Set task: From the entries below, work out the number of lines that hold the word "JSON", and give that number alone.

Input:

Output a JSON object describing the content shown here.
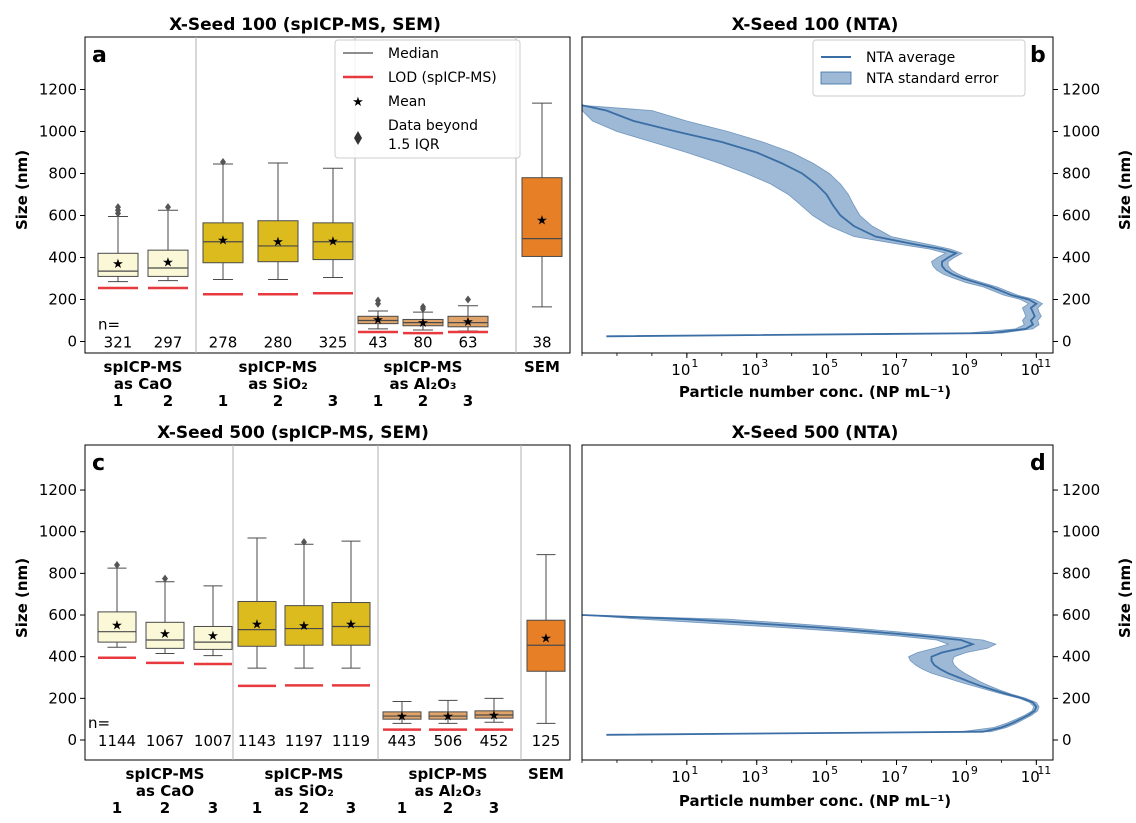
{
  "colors": {
    "cao": "#fbf8d8",
    "sio2": "#dcbb1e",
    "al2o3": "#e0a46a",
    "sem": "#e77f27",
    "lod": "#e8393e",
    "nta_line": "#3a6ea5",
    "nta_fill": "#9db9d5",
    "separator": "#b0b0b0"
  },
  "legend_box": {
    "median": "Median",
    "lod": "LOD (spICP-MS)",
    "mean": "Mean",
    "beyond_line1": "Data beyond",
    "beyond_line2": "1.5 IQR"
  },
  "legend_nta": {
    "average": "NTA average",
    "stderr": "NTA standard error"
  },
  "panels": {
    "a": {
      "label": "a",
      "title": "X-Seed 100 (spICP-MS, SEM)",
      "ylabel": "Size (nm)",
      "n_prefix": "n=",
      "yticks": [
        "0",
        "200",
        "400",
        "600",
        "800",
        "1000",
        "1200"
      ],
      "groups": [
        {
          "line1": "spICP-MS",
          "line2": "as CaO",
          "idx": [
            "1",
            "2"
          ]
        },
        {
          "line1": "spICP-MS",
          "line2": "as SiO₂",
          "idx": [
            "1",
            "2",
            "3"
          ]
        },
        {
          "line1": "spICP-MS",
          "line2": "as Al₂O₃",
          "idx": [
            "1",
            "2",
            "3"
          ]
        },
        {
          "line1": "SEM",
          "line2": "",
          "idx": []
        }
      ]
    },
    "b": {
      "label": "b",
      "title": "X-Seed 100 (NTA)",
      "xlabel": "Particle number conc. (NP mL⁻¹)",
      "ylabel": "Size (nm)",
      "yticks": [
        "0",
        "200",
        "400",
        "600",
        "800",
        "1000",
        "1200"
      ]
    },
    "c": {
      "label": "c",
      "title": "X-Seed 500 (spICP-MS, SEM)",
      "ylabel": "Size (nm)",
      "n_prefix": "n=",
      "yticks": [
        "0",
        "200",
        "400",
        "600",
        "800",
        "1000",
        "1200"
      ],
      "groups": [
        {
          "line1": "spICP-MS",
          "line2": "as CaO",
          "idx": [
            "1",
            "2",
            "3"
          ]
        },
        {
          "line1": "spICP-MS",
          "line2": "as SiO₂",
          "idx": [
            "1",
            "2",
            "3"
          ]
        },
        {
          "line1": "spICP-MS",
          "line2": "as Al₂O₃",
          "idx": [
            "1",
            "2",
            "3"
          ]
        },
        {
          "line1": "SEM",
          "line2": "",
          "idx": []
        }
      ]
    },
    "d": {
      "label": "d",
      "title": "X-Seed 500 (NTA)",
      "xlabel": "Particle number conc. (NP mL⁻¹)",
      "ylabel": "Size (nm)",
      "yticks": [
        "0",
        "200",
        "400",
        "600",
        "800",
        "1000",
        "1200"
      ]
    }
  },
  "chart_data": [
    {
      "panel": "a",
      "type": "box",
      "title": "X-Seed 100 (spICP-MS, SEM)",
      "ylabel": "Size (nm)",
      "ylim": [
        -50,
        1200
      ],
      "boxes": [
        {
          "group": "CaO",
          "index": "1",
          "n": "321",
          "q1": 310,
          "median": 335,
          "q3": 420,
          "whisker_low": 285,
          "whisker_high": 595,
          "mean": 375,
          "lod": 255,
          "outliers": [
            610,
            625,
            640
          ],
          "color": "cao"
        },
        {
          "group": "CaO",
          "index": "2",
          "n": "297",
          "q1": 310,
          "median": 350,
          "q3": 435,
          "whisker_low": 290,
          "whisker_high": 625,
          "mean": 380,
          "lod": 255,
          "outliers": [
            640
          ],
          "color": "cao"
        },
        {
          "group": "SiO2",
          "index": "1",
          "n": "278",
          "q1": 375,
          "median": 475,
          "q3": 565,
          "whisker_low": 295,
          "whisker_high": 845,
          "mean": 485,
          "lod": 225,
          "outliers": [
            855
          ],
          "color": "sio2"
        },
        {
          "group": "SiO2",
          "index": "2",
          "n": "280",
          "q1": 380,
          "median": 455,
          "q3": 575,
          "whisker_low": 295,
          "whisker_high": 850,
          "mean": 478,
          "lod": 225,
          "outliers": [],
          "color": "sio2"
        },
        {
          "group": "SiO2",
          "index": "3",
          "n": "325",
          "q1": 390,
          "median": 475,
          "q3": 565,
          "whisker_low": 305,
          "whisker_high": 825,
          "mean": 482,
          "lod": 230,
          "outliers": [],
          "color": "sio2"
        },
        {
          "group": "Al2O3",
          "index": "1",
          "n": "43",
          "q1": 85,
          "median": 100,
          "q3": 120,
          "whisker_low": 60,
          "whisker_high": 145,
          "mean": 108,
          "lod": 45,
          "outliers": [
            180,
            195
          ],
          "color": "al2o3"
        },
        {
          "group": "Al2O3",
          "index": "2",
          "n": "80",
          "q1": 75,
          "median": 90,
          "q3": 105,
          "whisker_low": 55,
          "whisker_high": 140,
          "mean": 94,
          "lod": 40,
          "outliers": [
            155,
            165
          ],
          "color": "al2o3"
        },
        {
          "group": "Al2O3",
          "index": "3",
          "n": "63",
          "q1": 70,
          "median": 90,
          "q3": 120,
          "whisker_low": 50,
          "whisker_high": 170,
          "mean": 97,
          "lod": 45,
          "outliers": [
            200
          ],
          "color": "al2o3"
        },
        {
          "group": "SEM",
          "index": "",
          "n": "38",
          "q1": 405,
          "median": 490,
          "q3": 780,
          "whisker_low": 165,
          "whisker_high": 1135,
          "mean": 580,
          "lod": null,
          "outliers": [],
          "color": "sem"
        }
      ]
    },
    {
      "panel": "b",
      "type": "area",
      "title": "X-Seed 100 (NTA)",
      "xlabel": "Particle number conc. (NP mL⁻¹)",
      "ylabel": "Size (nm)",
      "xscale": "log",
      "xlim": [
        0.01,
        300000000000
      ],
      "ylim": [
        -50,
        1200
      ],
      "xtick_exponents": [
        1,
        3,
        5,
        7,
        9,
        11
      ],
      "y": [
        25,
        40,
        60,
        80,
        100,
        120,
        140,
        160,
        180,
        200,
        220,
        240,
        260,
        280,
        300,
        320,
        340,
        360,
        380,
        400,
        420,
        440,
        460,
        480,
        500,
        550,
        600,
        650,
        700,
        750,
        800,
        850,
        900,
        950,
        1000,
        1050,
        1100,
        1125
      ],
      "x_mean": [
        0.05,
        5000000000,
        50000000000,
        80000000000,
        70000000000,
        90000000000,
        80000000000,
        70000000000,
        100000000000,
        60000000000,
        20000000000,
        10000000000,
        5000000000,
        2000000000,
        800000000,
        400000000,
        250000000,
        200000000,
        200000000,
        300000000,
        500000000,
        200000000,
        40000000,
        10000000,
        2500000,
        600000,
        250000,
        150000,
        100000,
        50000,
        20000,
        5000,
        1000,
        100,
        5,
        0.3,
        0.05,
        0.01
      ],
      "x_low": [
        0.05,
        1000000000,
        25000000000,
        45000000000,
        40000000000,
        50000000000,
        45000000000,
        40000000000,
        60000000000,
        35000000000,
        12000000000,
        6000000000,
        3000000000,
        1000000000,
        450000000,
        220000000,
        140000000,
        110000000,
        100000000,
        150000000,
        250000000,
        90000000,
        15000000,
        3000000,
        600000,
        120000,
        40000,
        18000,
        8000,
        2500,
        500,
        80,
        10,
        1,
        0.1,
        0.02,
        0.01,
        0.01
      ],
      "x_high": [
        0.05,
        10000000000,
        80000000000,
        120000000000,
        110000000000,
        140000000000,
        120000000000,
        110000000000,
        150000000000,
        90000000000,
        30000000000,
        15000000000,
        7500000000,
        3000000000,
        1200000000,
        600000000,
        380000000,
        300000000,
        300000000,
        450000000,
        750000000,
        350000000,
        100000000,
        25000000,
        7000000,
        2000000,
        900000,
        600000,
        420000,
        250000,
        120000,
        40000,
        10000,
        1500,
        150,
        10,
        1,
        0.01
      ]
    },
    {
      "panel": "c",
      "type": "box",
      "title": "X-Seed 500 (spICP-MS, SEM)",
      "ylabel": "Size (nm)",
      "ylim": [
        -50,
        1200
      ],
      "boxes": [
        {
          "group": "CaO",
          "index": "1",
          "n": "1144",
          "q1": 470,
          "median": 520,
          "q3": 615,
          "whisker_low": 445,
          "whisker_high": 825,
          "mean": 555,
          "lod": 395,
          "outliers": [
            840
          ],
          "color": "cao"
        },
        {
          "group": "CaO",
          "index": "2",
          "n": "1067",
          "q1": 440,
          "median": 480,
          "q3": 565,
          "whisker_low": 415,
          "whisker_high": 760,
          "mean": 513,
          "lod": 370,
          "outliers": [
            775
          ],
          "color": "cao"
        },
        {
          "group": "CaO",
          "index": "3",
          "n": "1007",
          "q1": 435,
          "median": 470,
          "q3": 545,
          "whisker_low": 405,
          "whisker_high": 740,
          "mean": 503,
          "lod": 365,
          "outliers": [],
          "color": "cao"
        },
        {
          "group": "SiO2",
          "index": "1",
          "n": "1143",
          "q1": 450,
          "median": 530,
          "q3": 665,
          "whisker_low": 345,
          "whisker_high": 970,
          "mean": 560,
          "lod": 260,
          "outliers": [],
          "color": "sio2"
        },
        {
          "group": "SiO2",
          "index": "2",
          "n": "1197",
          "q1": 455,
          "median": 535,
          "q3": 645,
          "whisker_low": 345,
          "whisker_high": 940,
          "mean": 553,
          "lod": 262,
          "outliers": [
            950
          ],
          "color": "sio2"
        },
        {
          "group": "SiO2",
          "index": "3",
          "n": "1119",
          "q1": 455,
          "median": 545,
          "q3": 660,
          "whisker_low": 345,
          "whisker_high": 955,
          "mean": 560,
          "lod": 262,
          "outliers": [],
          "color": "sio2"
        },
        {
          "group": "Al2O3",
          "index": "1",
          "n": "443",
          "q1": 100,
          "median": 115,
          "q3": 135,
          "whisker_low": 80,
          "whisker_high": 185,
          "mean": 118,
          "lod": 50,
          "outliers": [],
          "color": "al2o3"
        },
        {
          "group": "Al2O3",
          "index": "2",
          "n": "506",
          "q1": 100,
          "median": 115,
          "q3": 135,
          "whisker_low": 80,
          "whisker_high": 190,
          "mean": 118,
          "lod": 50,
          "outliers": [],
          "color": "al2o3"
        },
        {
          "group": "Al2O3",
          "index": "3",
          "n": "452",
          "q1": 105,
          "median": 120,
          "q3": 140,
          "whisker_low": 85,
          "whisker_high": 200,
          "mean": 122,
          "lod": 50,
          "outliers": [],
          "color": "al2o3"
        },
        {
          "group": "SEM",
          "index": "",
          "n": "125",
          "q1": 330,
          "median": 455,
          "q3": 575,
          "whisker_low": 80,
          "whisker_high": 890,
          "mean": 493,
          "lod": null,
          "outliers": [],
          "color": "sem"
        }
      ]
    },
    {
      "panel": "d",
      "type": "area",
      "title": "X-Seed 500 (NTA)",
      "xlabel": "Particle number conc. (NP mL⁻¹)",
      "ylabel": "Size (nm)",
      "xscale": "log",
      "xlim": [
        0.01,
        300000000000
      ],
      "ylim": [
        -50,
        1200
      ],
      "xtick_exponents": [
        1,
        3,
        5,
        7,
        9,
        11
      ],
      "y": [
        25,
        40,
        60,
        80,
        100,
        120,
        140,
        160,
        180,
        200,
        220,
        240,
        260,
        280,
        300,
        320,
        340,
        360,
        380,
        400,
        420,
        440,
        460,
        480,
        500,
        520,
        540,
        560,
        580,
        600
      ],
      "x_mean": [
        0.05,
        3000000000,
        10000000000,
        20000000000,
        35000000000,
        60000000000,
        90000000000,
        100000000000,
        80000000000,
        40000000000,
        15000000000,
        6000000000,
        2500000000,
        1200000000,
        600000000,
        300000000,
        180000000,
        120000000,
        100000000,
        100000000,
        200000000,
        700000000,
        1500000000,
        700000000,
        50000000,
        2000000,
        60000,
        1000,
        10,
        0.01
      ],
      "x_low": [
        0.05,
        700000000,
        6000000000,
        14000000000,
        26000000000,
        48000000000,
        75000000000,
        85000000000,
        65000000000,
        32000000000,
        11000000000,
        4000000000,
        1500000000,
        600000000,
        250000000,
        100000000,
        55000000,
        35000000,
        25000000,
        22000000,
        40000000,
        120000000,
        300000000,
        140000000,
        10000000,
        300000,
        5000,
        50,
        0.5,
        0.01
      ],
      "x_high": [
        0.05,
        5000000000,
        14000000000,
        27000000000,
        45000000000,
        75000000000,
        110000000000,
        120000000000,
        100000000000,
        50000000000,
        20000000000,
        9000000000,
        4500000000,
        2500000000,
        1500000000,
        900000000,
        600000000,
        450000000,
        400000000,
        450000000,
        1000000000,
        4000000000,
        7000000000,
        3000000000,
        200000000,
        10000000,
        400000,
        10000,
        150,
        0.01
      ]
    }
  ]
}
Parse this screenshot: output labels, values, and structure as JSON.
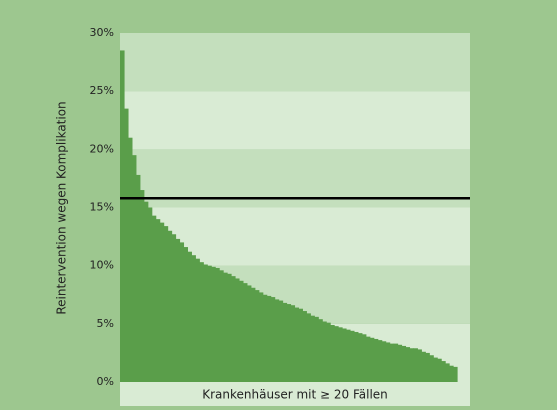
{
  "chart_data": {
    "type": "bar",
    "x_label": "Krankenhäuser mit ≥ 20 Fällen",
    "y_label": "Reintervention wegen Komplikation",
    "categories": [
      null,
      null,
      null,
      null,
      null,
      null,
      null,
      null,
      null,
      null,
      null,
      null,
      null,
      null,
      null,
      null,
      null,
      null,
      null,
      null,
      null,
      null,
      null,
      null,
      null,
      null,
      null,
      null,
      null,
      null,
      null,
      null,
      null,
      null,
      null,
      null,
      null,
      null,
      null,
      null,
      null,
      null,
      null,
      null,
      null,
      null,
      null,
      null,
      null,
      null,
      null,
      null,
      null,
      null,
      null,
      null,
      null,
      null,
      null,
      null,
      null,
      null,
      null,
      null,
      null,
      null,
      null,
      null,
      null,
      null,
      null,
      null,
      null,
      null,
      null,
      null,
      null,
      null,
      null,
      null,
      null,
      null,
      null,
      null,
      null
    ],
    "values": [
      28.5,
      23.5,
      21,
      19.5,
      17.8,
      16.5,
      15.5,
      15,
      14.3,
      14,
      13.7,
      13.4,
      13,
      12.7,
      12.3,
      12,
      11.6,
      11.2,
      10.9,
      10.6,
      10.3,
      10.1,
      10,
      9.9,
      9.8,
      9.6,
      9.4,
      9.3,
      9.1,
      8.9,
      8.7,
      8.5,
      8.3,
      8.1,
      7.9,
      7.7,
      7.5,
      7.4,
      7.3,
      7.1,
      7,
      6.8,
      6.7,
      6.6,
      6.4,
      6.3,
      6.1,
      5.9,
      5.7,
      5.6,
      5.4,
      5.2,
      5.1,
      4.9,
      4.8,
      4.7,
      4.6,
      4.5,
      4.4,
      4.3,
      4.2,
      4.1,
      3.9,
      3.8,
      3.7,
      3.6,
      3.5,
      3.4,
      3.3,
      3.3,
      3.2,
      3.1,
      3.0,
      2.9,
      2.9,
      2.8,
      2.6,
      2.5,
      2.3,
      2.1,
      2.0,
      1.8,
      1.6,
      1.4,
      1.3
    ],
    "color": "#5a9e4a",
    "reference_line": 15.8,
    "reference_color": "#000000",
    "ylim": [
      0,
      30
    ],
    "yticks": [
      {
        "value": 0,
        "label": "0%"
      },
      {
        "value": 5,
        "label": "5%"
      },
      {
        "value": 10,
        "label": "10%"
      },
      {
        "value": 15,
        "label": "15%"
      },
      {
        "value": 20,
        "label": "20%"
      },
      {
        "value": 25,
        "label": "25%"
      },
      {
        "value": 30,
        "label": "30%"
      }
    ],
    "grid": true,
    "band_colors": [
      "#d9ebd4",
      "#c4dfbd"
    ]
  }
}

Worked solution: 2